### [Goal]
Render the records below as a JSON list of strings, one string per line, skipping blank lines. Leave the pictures out of the answer.

### [Extracted data]
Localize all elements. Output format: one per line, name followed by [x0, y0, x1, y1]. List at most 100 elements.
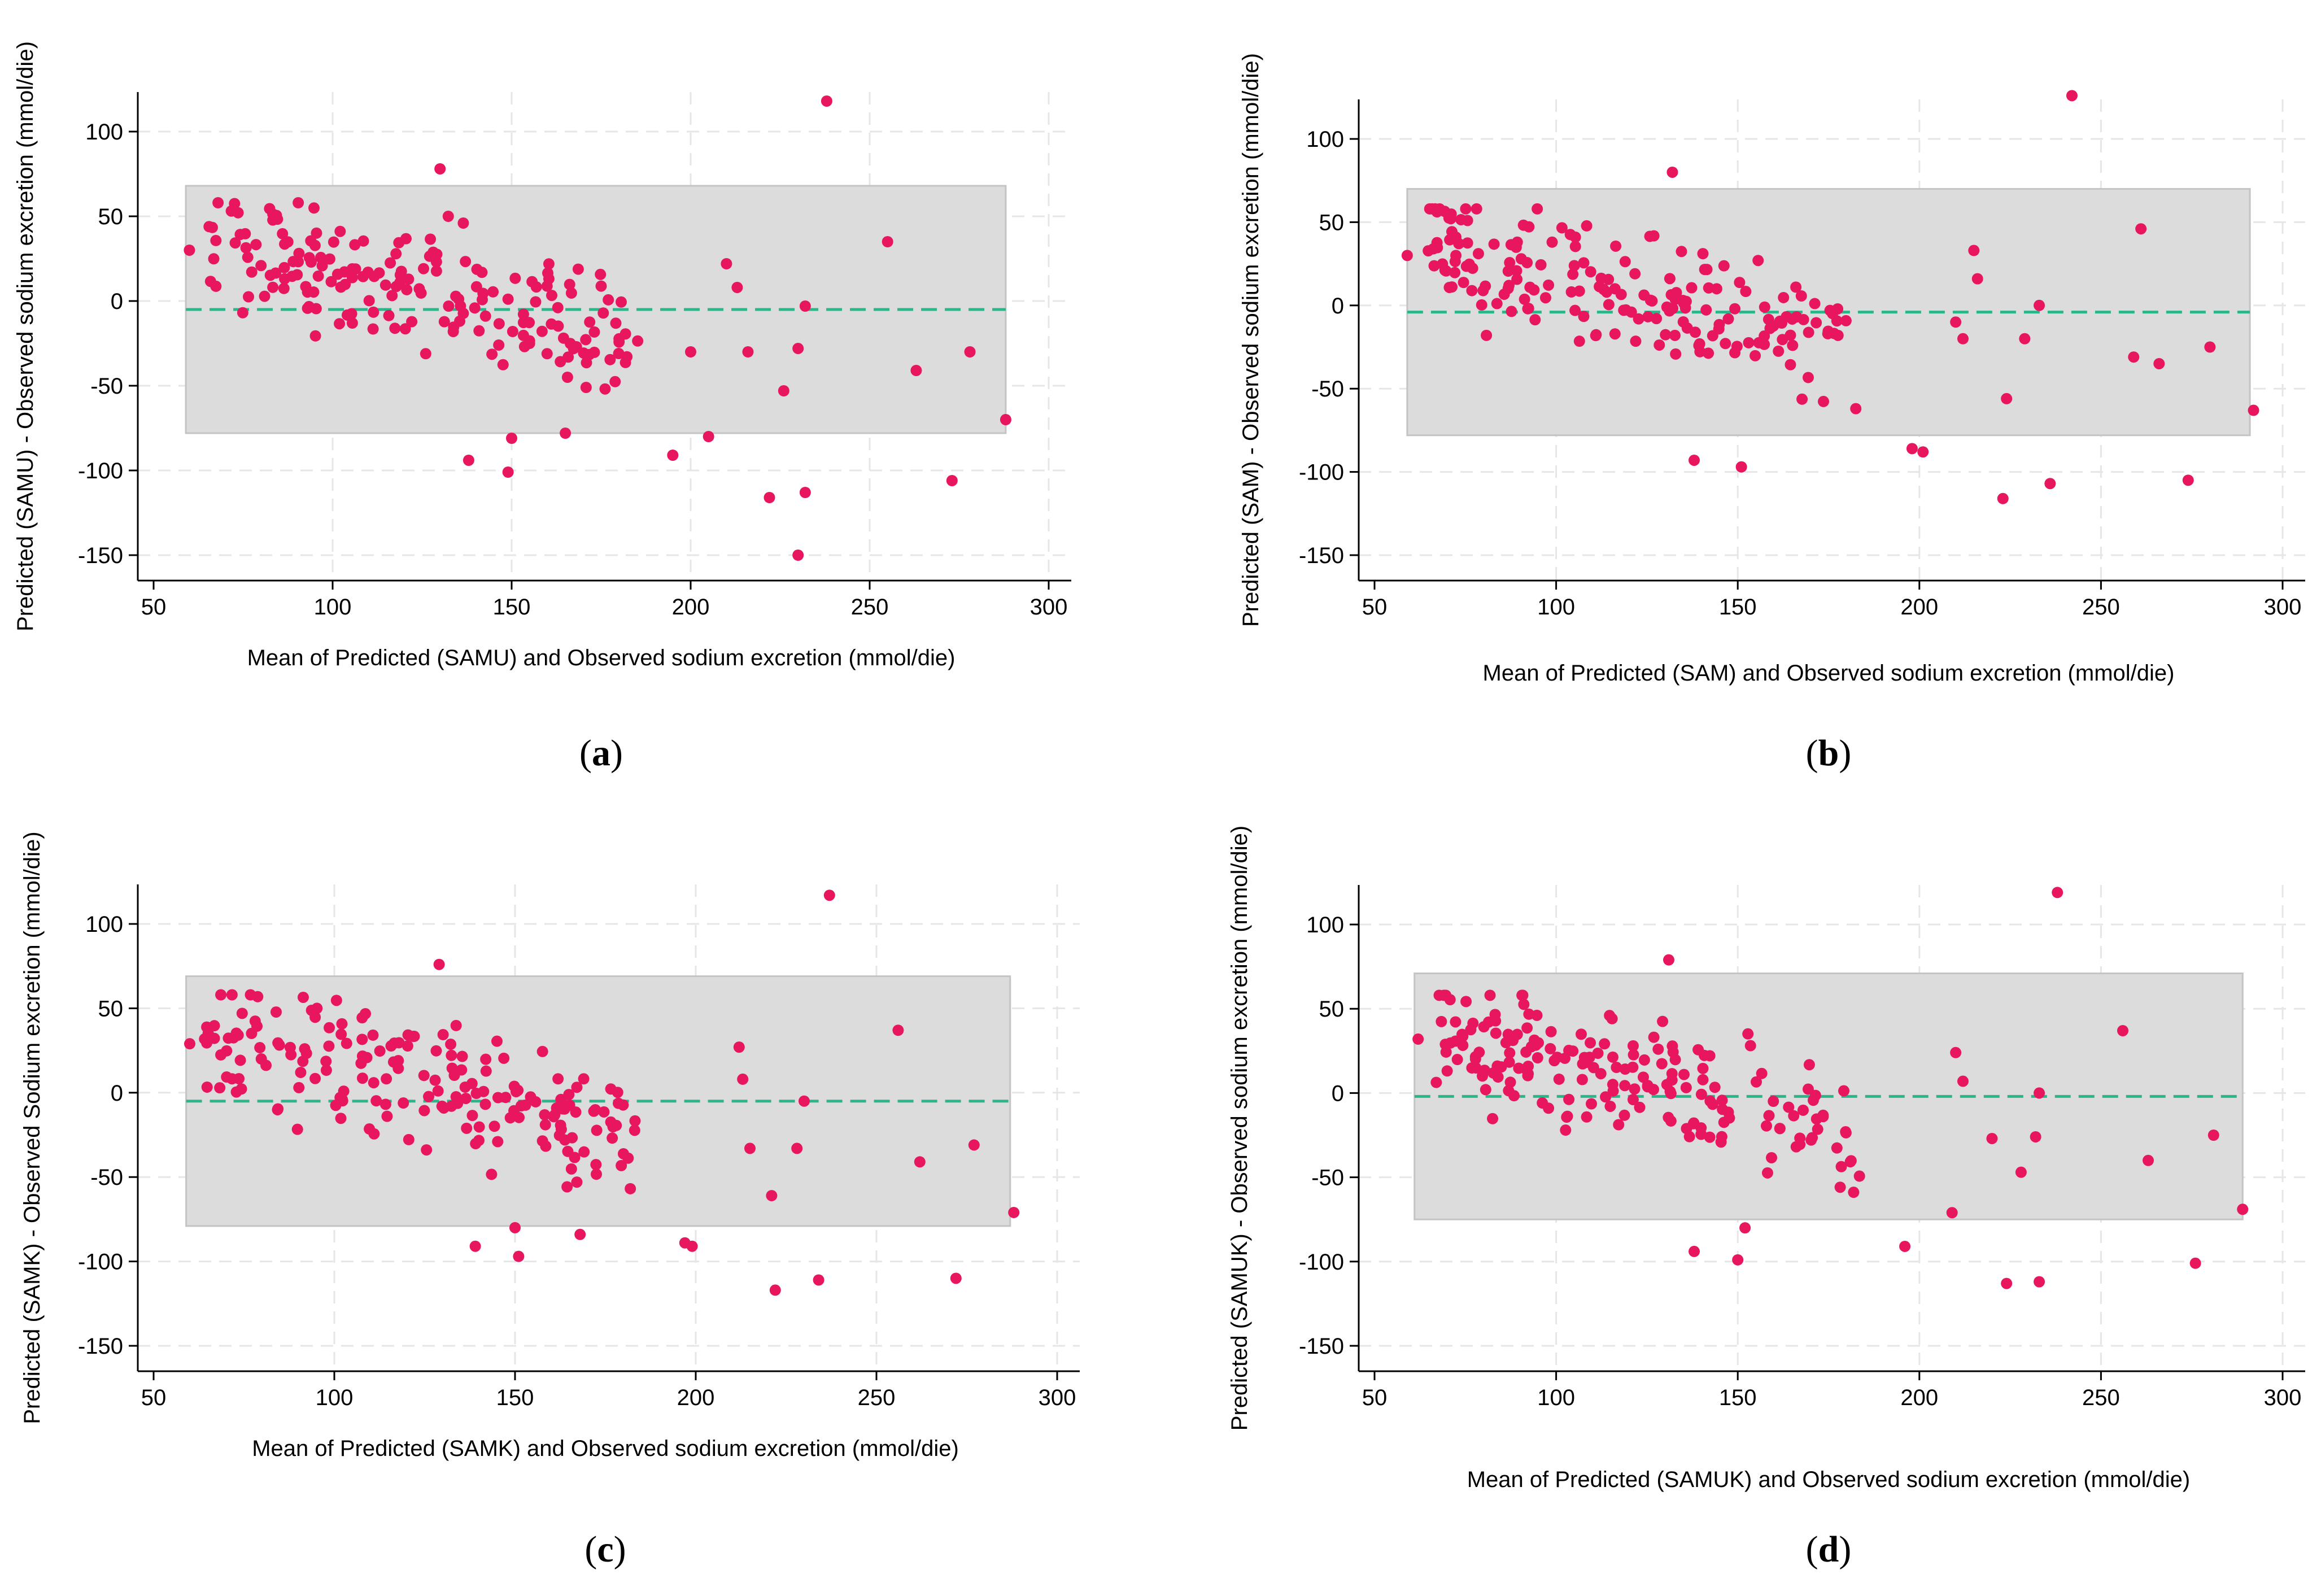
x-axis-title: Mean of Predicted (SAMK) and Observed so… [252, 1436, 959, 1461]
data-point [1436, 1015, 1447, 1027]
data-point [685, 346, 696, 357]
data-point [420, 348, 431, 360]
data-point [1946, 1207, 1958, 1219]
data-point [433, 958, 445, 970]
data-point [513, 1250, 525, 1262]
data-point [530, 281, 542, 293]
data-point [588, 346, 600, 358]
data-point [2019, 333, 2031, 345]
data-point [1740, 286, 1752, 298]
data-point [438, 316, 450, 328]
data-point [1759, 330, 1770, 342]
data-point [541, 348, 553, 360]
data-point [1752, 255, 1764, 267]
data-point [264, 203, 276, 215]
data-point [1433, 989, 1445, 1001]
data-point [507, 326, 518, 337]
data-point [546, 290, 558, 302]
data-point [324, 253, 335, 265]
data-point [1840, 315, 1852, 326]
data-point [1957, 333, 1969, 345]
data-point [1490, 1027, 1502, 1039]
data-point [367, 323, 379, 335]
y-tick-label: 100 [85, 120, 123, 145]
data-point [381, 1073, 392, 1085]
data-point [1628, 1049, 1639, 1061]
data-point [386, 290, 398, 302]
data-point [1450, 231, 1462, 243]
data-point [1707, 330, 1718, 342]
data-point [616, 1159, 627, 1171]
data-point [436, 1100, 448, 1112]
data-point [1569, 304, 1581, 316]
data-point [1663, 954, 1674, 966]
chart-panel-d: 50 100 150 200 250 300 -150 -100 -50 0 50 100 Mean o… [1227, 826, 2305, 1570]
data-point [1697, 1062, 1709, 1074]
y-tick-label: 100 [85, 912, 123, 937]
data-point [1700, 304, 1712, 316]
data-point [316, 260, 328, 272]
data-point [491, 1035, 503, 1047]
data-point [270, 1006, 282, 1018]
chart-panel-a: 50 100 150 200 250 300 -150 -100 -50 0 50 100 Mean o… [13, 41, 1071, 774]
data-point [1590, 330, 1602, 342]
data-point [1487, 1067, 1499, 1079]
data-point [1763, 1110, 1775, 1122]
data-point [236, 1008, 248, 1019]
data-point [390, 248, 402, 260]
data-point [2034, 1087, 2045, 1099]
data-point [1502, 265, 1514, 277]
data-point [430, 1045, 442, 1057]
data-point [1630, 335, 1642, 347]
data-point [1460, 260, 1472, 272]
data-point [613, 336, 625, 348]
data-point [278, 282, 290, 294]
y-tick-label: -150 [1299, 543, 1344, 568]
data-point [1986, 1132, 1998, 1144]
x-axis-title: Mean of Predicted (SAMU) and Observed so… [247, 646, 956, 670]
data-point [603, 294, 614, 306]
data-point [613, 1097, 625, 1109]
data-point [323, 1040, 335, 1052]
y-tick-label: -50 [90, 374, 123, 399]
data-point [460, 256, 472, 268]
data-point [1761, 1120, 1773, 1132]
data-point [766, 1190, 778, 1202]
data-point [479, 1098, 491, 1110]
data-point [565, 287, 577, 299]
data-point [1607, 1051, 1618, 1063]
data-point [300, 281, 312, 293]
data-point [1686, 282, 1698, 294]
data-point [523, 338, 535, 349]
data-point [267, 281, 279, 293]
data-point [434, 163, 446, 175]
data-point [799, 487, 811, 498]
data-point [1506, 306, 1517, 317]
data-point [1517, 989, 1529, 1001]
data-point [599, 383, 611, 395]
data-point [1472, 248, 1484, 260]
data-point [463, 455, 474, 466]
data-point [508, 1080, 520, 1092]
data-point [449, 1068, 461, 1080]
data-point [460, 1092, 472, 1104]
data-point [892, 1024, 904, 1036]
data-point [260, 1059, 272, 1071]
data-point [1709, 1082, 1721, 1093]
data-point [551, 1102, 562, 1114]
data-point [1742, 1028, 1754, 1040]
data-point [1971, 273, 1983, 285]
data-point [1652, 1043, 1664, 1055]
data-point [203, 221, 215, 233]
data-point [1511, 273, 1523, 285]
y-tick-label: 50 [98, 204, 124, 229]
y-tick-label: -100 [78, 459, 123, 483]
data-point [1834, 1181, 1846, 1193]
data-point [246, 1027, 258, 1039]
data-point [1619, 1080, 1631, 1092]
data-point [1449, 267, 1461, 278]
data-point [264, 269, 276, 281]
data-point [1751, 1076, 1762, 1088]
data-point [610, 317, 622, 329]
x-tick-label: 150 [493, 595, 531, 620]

### [Response below]
[
  "Localize all elements. Output format: one per line, name followed by [x0, y0, x1, y1]. List at most 100 elements.",
  "x-axis-title: Mean of Predicted (SAMK) and Observed so… [252, 1436, 959, 1461]",
  "data-point [1436, 1015, 1447, 1027]",
  "data-point [685, 346, 696, 357]",
  "data-point [420, 348, 431, 360]",
  "data-point [1946, 1207, 1958, 1219]",
  "data-point [433, 958, 445, 970]",
  "data-point [513, 1250, 525, 1262]",
  "data-point [530, 281, 542, 293]",
  "data-point [588, 346, 600, 358]",
  "data-point [2019, 333, 2031, 345]",
  "data-point [1740, 286, 1752, 298]",
  "data-point [438, 316, 450, 328]",
  "data-point [1759, 330, 1770, 342]",
  "data-point [541, 348, 553, 360]",
  "data-point [1752, 255, 1764, 267]",
  "data-point [264, 203, 276, 215]",
  "data-point [1433, 989, 1445, 1001]",
  "data-point [507, 326, 518, 337]",
  "data-point [546, 290, 558, 302]",
  "data-point [324, 253, 335, 265]",
  "data-point [1840, 315, 1852, 326]",
  "data-point [1957, 333, 1969, 345]",
  "data-point [1490, 1027, 1502, 1039]",
  "data-point [367, 323, 379, 335]",
  "y-tick-label: 100 [85, 120, 123, 145]",
  "data-point [381, 1073, 392, 1085]",
  "data-point [1628, 1049, 1639, 1061]",
  "data-point [386, 290, 398, 302]",
  "data-point [1450, 231, 1462, 243]",
  "data-point [1707, 330, 1718, 342]",
  "data-point [616, 1159, 627, 1171]",
  "data-point [436, 1100, 448, 1112]",
  "data-point [1569, 304, 1581, 316]",
  "data-point [1663, 954, 1674, 966]",
  "chart-panel-d: 50 100 150 200 250 300 -150 -100 -50 0 50 100 Mean o… [1227, 826, 2305, 1570]",
  "data-point [1697, 1062, 1709, 1074]",
  "y-tick-label: 100 [85, 912, 123, 937]",
  "data-point [1700, 304, 1712, 316]",
  "data-point [316, 260, 328, 272]",
  "data-point [491, 1035, 503, 1047]",
  "data-point [270, 1006, 282, 1018]",
  "chart-panel-a: 50 100 150 200 250 300 -150 -100 -50 0 50 100 Mean o… [13, 41, 1071, 774]",
  "data-point [1590, 330, 1602, 342]",
  "data-point [1487, 1067, 1499, 1079]",
  "data-point [1763, 1110, 1775, 1122]",
  "data-point [236, 1008, 248, 1019]",
  "data-point [390, 248, 402, 260]",
  "data-point [2034, 1087, 2045, 1099]",
  "data-point [1502, 265, 1514, 277]",
  "data-point [430, 1045, 442, 1057]",
  "data-point [1630, 335, 1642, 347]",
  "data-point [1460, 260, 1472, 272]",
  "data-point [613, 336, 625, 348]",
  "data-point [278, 282, 290, 294]",
  "y-tick-label: -150 [1299, 543, 1344, 568]",
  "data-point [1986, 1132, 1998, 1144]",
  "x-axis-title: Mean of Predicted (SAMU) and Observed so… [247, 646, 956, 670]",
  "data-point [603, 294, 614, 306]",
  "data-point [613, 1097, 625, 1109]",
  "data-point [323, 1040, 335, 1052]",
  "y-tick-label: -50 [90, 374, 123, 399]",
  "data-point [460, 256, 472, 268]",
  "data-point [1761, 1120, 1773, 1132]",
  "data-point [766, 1190, 778, 1202]",
  "data-point [479, 1098, 491, 1110]",
  "data-point [565, 287, 577, 299]",
  "data-point [1607, 1051, 1618, 1063]",
  "data-point [300, 281, 312, 293]",
  "data-point [1686, 282, 1698, 294]",
  "data-point [523, 338, 535, 349]",
  "data-point [267, 281, 279, 293]",
  "data-point [434, 163, 446, 175]",
  "data-point [799, 487, 811, 498]",
  "data-point [1506, 306, 1517, 317]",
  "data-point [1517, 989, 1529, 1001]",
  "data-point [599, 383, 611, 395]",
  "data-point [1472, 248, 1484, 260]",
  "data-point [463, 455, 474, 466]",
  "data-point [508, 1080, 520, 1092]",
  "data-point [449, 1068, 461, 1080]",
  "data-point [460, 1092, 472, 1104]",
  "data-point [892, 1024, 904, 1036]",
  "data-point [260, 1059, 272, 1071]",
  "data-point [1709, 1082, 1721, 1093]",
  "data-point [551, 1102, 562, 1114]",
  "data-point [1742, 1028, 1754, 1040]",
  "data-point [1971, 273, 1983, 285]",
  "data-point [1652, 1043, 1664, 1055]",
  "data-point [203, 221, 215, 233]",
  "data-point [1511, 273, 1523, 285]",
  "y-tick-label: 50 [98, 204, 124, 229]",
  "y-tick-label: -100 [78, 459, 123, 483]",
  "data-point [1834, 1181, 1846, 1193]",
  "data-point [246, 1027, 258, 1039]",
  "data-point [1619, 1080, 1631, 1092]",
  "data-point [1449, 267, 1461, 278]",
  "data-point [264, 269, 276, 281]",
  "data-point [1751, 1076, 1762, 1088]",
  "data-point [610, 317, 622, 329]",
  "x-tick-label: 150 [493, 595, 531, 620]"
]